EXERCISE MATERIAL >>

↓↓↓

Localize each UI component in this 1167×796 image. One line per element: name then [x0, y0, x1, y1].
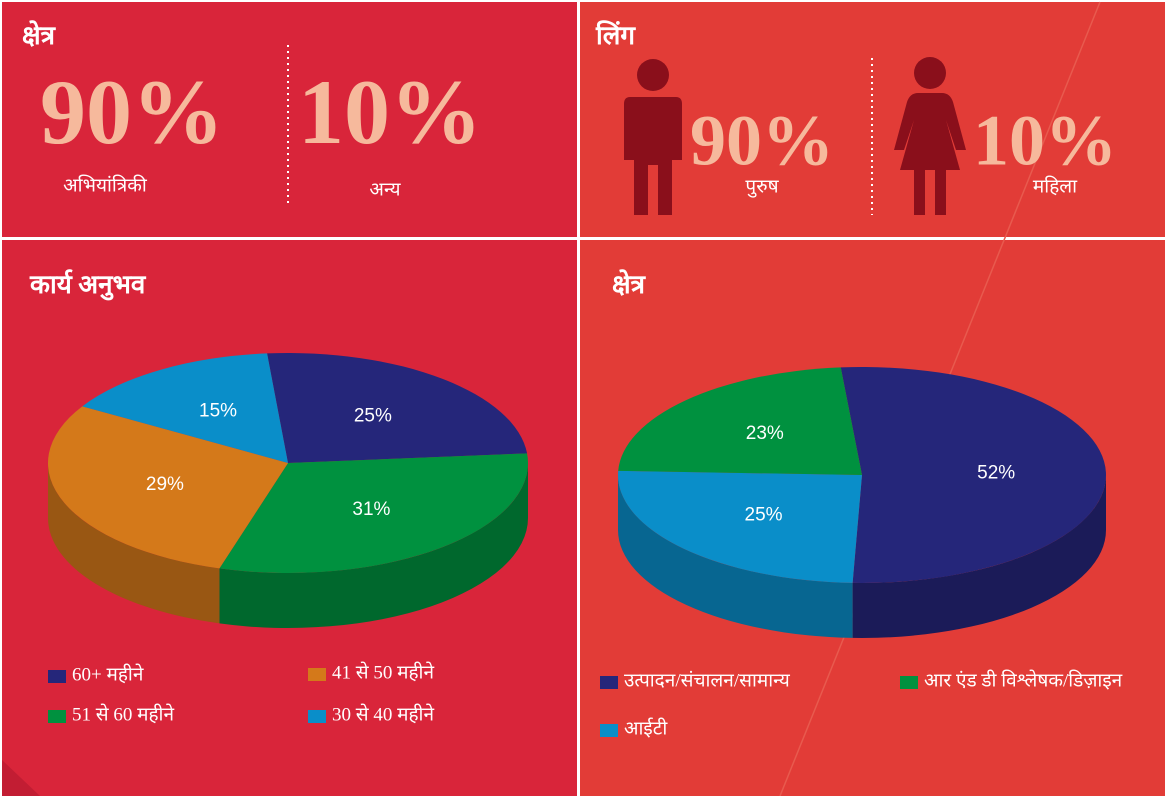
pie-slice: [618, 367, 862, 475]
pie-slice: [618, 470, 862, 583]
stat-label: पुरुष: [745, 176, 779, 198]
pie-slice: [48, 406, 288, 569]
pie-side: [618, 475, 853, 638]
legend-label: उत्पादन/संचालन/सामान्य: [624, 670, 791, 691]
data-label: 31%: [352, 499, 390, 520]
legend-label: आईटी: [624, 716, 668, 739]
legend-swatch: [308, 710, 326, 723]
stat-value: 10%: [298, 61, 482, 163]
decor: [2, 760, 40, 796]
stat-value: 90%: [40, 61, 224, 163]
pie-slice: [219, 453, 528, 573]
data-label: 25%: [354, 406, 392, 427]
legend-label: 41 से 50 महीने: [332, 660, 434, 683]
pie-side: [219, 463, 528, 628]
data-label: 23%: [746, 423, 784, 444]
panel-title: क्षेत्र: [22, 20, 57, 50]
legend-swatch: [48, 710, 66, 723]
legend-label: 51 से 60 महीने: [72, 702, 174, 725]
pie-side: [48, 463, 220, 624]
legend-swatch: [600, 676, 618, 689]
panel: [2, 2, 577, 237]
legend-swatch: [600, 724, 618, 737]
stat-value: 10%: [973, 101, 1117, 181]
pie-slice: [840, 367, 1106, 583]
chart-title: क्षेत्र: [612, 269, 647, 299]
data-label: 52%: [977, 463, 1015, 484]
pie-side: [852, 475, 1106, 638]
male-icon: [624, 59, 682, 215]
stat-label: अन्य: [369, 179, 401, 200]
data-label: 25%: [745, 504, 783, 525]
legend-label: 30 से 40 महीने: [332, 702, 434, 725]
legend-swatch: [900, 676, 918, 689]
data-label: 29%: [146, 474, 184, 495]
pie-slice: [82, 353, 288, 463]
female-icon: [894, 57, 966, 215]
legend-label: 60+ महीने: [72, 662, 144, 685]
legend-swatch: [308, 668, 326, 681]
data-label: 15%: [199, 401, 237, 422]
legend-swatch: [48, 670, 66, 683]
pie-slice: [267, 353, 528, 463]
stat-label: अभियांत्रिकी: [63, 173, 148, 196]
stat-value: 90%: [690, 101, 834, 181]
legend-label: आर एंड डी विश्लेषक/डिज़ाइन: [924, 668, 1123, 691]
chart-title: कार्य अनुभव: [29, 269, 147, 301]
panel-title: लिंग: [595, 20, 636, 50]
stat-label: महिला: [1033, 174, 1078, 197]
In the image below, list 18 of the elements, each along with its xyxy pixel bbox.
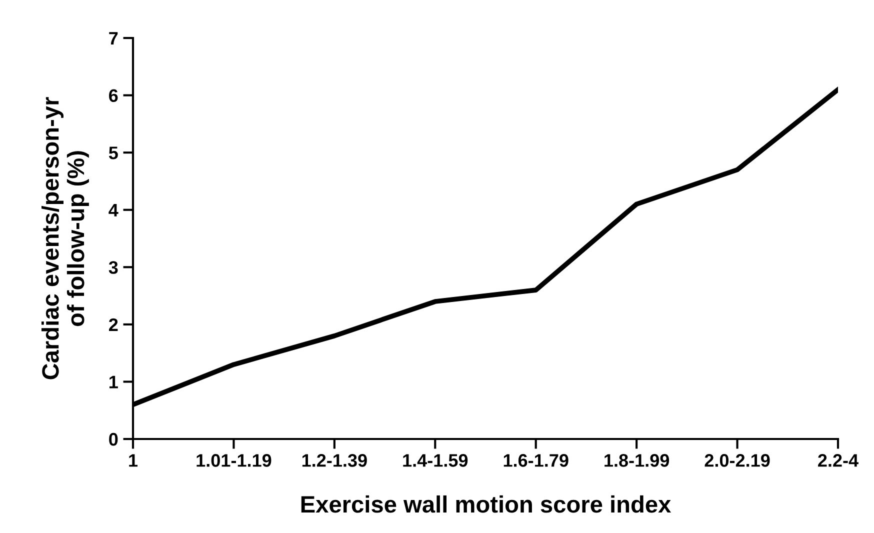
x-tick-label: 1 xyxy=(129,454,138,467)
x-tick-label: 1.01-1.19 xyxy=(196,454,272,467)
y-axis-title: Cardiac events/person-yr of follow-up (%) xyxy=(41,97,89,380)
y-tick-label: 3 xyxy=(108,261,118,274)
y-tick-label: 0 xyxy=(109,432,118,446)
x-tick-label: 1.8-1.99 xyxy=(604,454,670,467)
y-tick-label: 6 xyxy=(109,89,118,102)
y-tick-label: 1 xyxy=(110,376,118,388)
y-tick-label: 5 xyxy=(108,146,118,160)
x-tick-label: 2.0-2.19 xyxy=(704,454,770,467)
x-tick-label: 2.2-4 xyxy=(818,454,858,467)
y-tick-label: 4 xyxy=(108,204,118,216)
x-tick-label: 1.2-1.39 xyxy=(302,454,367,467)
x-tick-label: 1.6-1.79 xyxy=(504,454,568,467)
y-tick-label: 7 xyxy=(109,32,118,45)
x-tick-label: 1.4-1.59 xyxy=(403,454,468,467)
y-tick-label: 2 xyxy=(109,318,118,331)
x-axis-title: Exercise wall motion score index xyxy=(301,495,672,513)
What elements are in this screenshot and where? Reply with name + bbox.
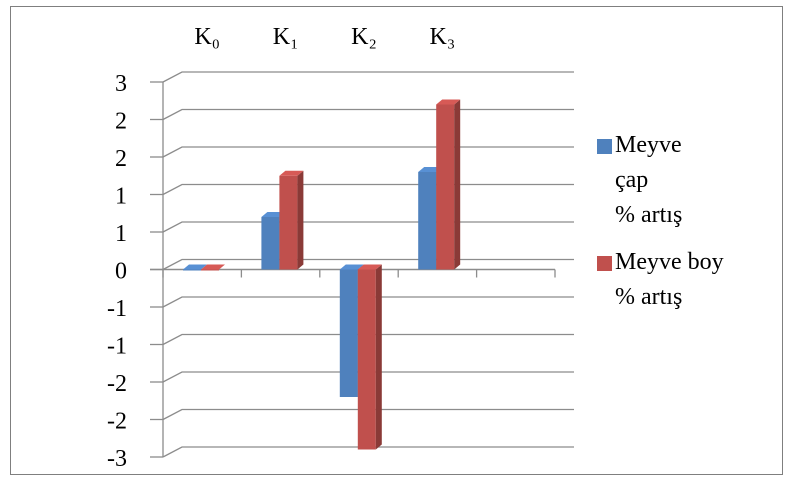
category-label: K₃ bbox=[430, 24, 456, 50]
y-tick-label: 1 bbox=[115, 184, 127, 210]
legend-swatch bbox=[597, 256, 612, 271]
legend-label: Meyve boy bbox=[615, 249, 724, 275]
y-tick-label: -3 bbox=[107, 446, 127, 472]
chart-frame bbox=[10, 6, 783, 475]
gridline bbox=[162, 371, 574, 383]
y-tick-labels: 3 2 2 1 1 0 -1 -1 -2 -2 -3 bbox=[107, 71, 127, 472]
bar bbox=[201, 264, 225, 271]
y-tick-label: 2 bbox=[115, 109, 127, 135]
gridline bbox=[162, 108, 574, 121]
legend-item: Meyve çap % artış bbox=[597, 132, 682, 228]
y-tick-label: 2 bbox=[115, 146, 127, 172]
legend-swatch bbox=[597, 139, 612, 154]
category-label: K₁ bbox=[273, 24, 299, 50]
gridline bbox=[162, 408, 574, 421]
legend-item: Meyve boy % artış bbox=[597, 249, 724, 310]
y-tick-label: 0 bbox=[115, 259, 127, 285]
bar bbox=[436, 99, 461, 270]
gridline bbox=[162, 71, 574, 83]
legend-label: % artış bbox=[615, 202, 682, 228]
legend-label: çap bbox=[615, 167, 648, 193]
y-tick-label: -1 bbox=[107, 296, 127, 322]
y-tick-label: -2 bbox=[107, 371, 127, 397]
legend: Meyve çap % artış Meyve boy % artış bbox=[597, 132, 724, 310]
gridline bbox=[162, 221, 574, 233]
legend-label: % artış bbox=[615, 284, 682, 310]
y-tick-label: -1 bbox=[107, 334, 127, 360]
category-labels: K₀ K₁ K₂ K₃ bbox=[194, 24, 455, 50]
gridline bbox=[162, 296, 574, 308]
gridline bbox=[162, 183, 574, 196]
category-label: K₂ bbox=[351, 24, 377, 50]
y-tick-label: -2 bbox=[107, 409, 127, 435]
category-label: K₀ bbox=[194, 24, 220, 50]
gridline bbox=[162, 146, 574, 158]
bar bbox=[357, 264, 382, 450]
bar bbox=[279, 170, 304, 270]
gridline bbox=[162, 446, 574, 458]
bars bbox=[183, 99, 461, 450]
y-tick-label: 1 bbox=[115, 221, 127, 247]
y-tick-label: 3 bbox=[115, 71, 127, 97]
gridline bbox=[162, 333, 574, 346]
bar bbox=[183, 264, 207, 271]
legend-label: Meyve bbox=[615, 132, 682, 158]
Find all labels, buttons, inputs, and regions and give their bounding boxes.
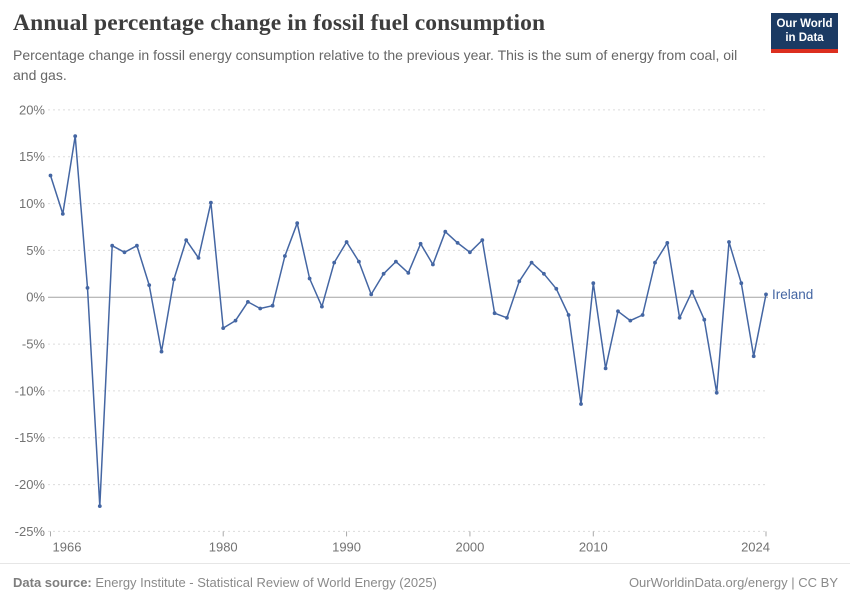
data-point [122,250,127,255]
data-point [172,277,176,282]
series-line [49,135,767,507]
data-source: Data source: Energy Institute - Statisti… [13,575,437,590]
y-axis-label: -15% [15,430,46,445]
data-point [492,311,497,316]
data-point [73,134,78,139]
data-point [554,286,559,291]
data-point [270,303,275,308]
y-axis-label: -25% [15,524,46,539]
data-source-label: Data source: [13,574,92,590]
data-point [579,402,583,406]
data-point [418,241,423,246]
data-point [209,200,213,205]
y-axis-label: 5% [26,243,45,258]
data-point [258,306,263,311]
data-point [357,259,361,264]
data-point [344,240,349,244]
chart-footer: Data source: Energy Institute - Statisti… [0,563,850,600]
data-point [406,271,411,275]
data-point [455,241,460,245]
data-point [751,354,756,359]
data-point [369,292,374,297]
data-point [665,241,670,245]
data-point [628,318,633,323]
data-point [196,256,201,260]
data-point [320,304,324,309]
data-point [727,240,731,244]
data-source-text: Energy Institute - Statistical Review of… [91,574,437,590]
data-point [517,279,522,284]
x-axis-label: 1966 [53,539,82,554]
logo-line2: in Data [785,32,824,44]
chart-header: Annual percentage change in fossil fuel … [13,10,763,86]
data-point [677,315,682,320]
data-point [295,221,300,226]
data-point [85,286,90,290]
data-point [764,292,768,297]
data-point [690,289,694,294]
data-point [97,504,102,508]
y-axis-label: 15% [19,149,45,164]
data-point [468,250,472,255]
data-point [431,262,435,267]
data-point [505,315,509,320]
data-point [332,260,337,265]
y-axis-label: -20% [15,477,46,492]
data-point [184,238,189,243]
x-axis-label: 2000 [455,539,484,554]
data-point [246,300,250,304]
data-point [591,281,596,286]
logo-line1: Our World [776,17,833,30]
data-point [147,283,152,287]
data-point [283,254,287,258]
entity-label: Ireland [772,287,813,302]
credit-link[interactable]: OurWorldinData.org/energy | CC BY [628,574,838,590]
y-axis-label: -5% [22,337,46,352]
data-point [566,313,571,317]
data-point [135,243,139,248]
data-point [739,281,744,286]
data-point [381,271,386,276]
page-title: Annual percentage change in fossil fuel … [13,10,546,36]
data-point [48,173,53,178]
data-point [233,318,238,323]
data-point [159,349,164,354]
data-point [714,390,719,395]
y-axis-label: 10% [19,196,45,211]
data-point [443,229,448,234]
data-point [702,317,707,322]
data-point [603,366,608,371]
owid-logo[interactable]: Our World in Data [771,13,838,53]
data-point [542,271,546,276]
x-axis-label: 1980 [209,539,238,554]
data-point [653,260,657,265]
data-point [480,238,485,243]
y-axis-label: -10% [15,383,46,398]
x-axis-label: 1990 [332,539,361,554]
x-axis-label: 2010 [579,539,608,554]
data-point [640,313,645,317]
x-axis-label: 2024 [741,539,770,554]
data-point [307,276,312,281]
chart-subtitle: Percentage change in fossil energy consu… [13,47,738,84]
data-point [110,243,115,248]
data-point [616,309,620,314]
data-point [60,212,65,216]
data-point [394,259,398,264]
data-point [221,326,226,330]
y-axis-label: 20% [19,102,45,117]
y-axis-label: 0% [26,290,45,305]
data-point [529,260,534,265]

↑↑↑

REQUIRED TASK >> Please give the lines from the one containing "category-label: K₃ bbox=[430, 24, 456, 50]" through the one containing "y-tick-label: -2 bbox=[107, 371, 127, 397]", both included, as a numbered list, leaving out any blank lines.

TASK SOLUTION >>
1. category-label: K₃ bbox=[430, 24, 456, 50]
2. y-tick-label: 1 bbox=[115, 184, 127, 210]
3. legend-swatch bbox=[597, 256, 612, 271]
4. legend-label: Meyve boy bbox=[615, 249, 724, 275]
5. y-tick-label: -3 bbox=[107, 446, 127, 472]
6. chart-frame bbox=[10, 6, 783, 475]
7. gridline bbox=[162, 371, 574, 383]
8. y-tick-labels: 3 2 2 1 1 0 -1 -1 -2 -2 -3 bbox=[107, 71, 127, 472]
9. bar bbox=[201, 264, 225, 271]
10. y-tick-label: 2 bbox=[115, 109, 127, 135]
11. gridline bbox=[162, 108, 574, 121]
12. legend-item: Meyve çap % artış bbox=[597, 132, 682, 228]
13. y-tick-label: 2 bbox=[115, 146, 127, 172]
14. legend-swatch bbox=[597, 139, 612, 154]
15. category-label: K₁ bbox=[273, 24, 299, 50]
16. gridline bbox=[162, 408, 574, 421]
17. legend-item: Meyve boy % artış bbox=[597, 249, 724, 310]
18. y-tick-label: 0 bbox=[115, 259, 127, 285]
19. bar bbox=[436, 99, 461, 270]
20. gridline bbox=[162, 71, 574, 83]
21. legend-label: % artış bbox=[615, 202, 682, 228]
22. legend-label: çap bbox=[615, 167, 648, 193]
23. y-tick-label: -1 bbox=[107, 296, 127, 322]
24. y-tick-label: -2 bbox=[107, 371, 127, 397]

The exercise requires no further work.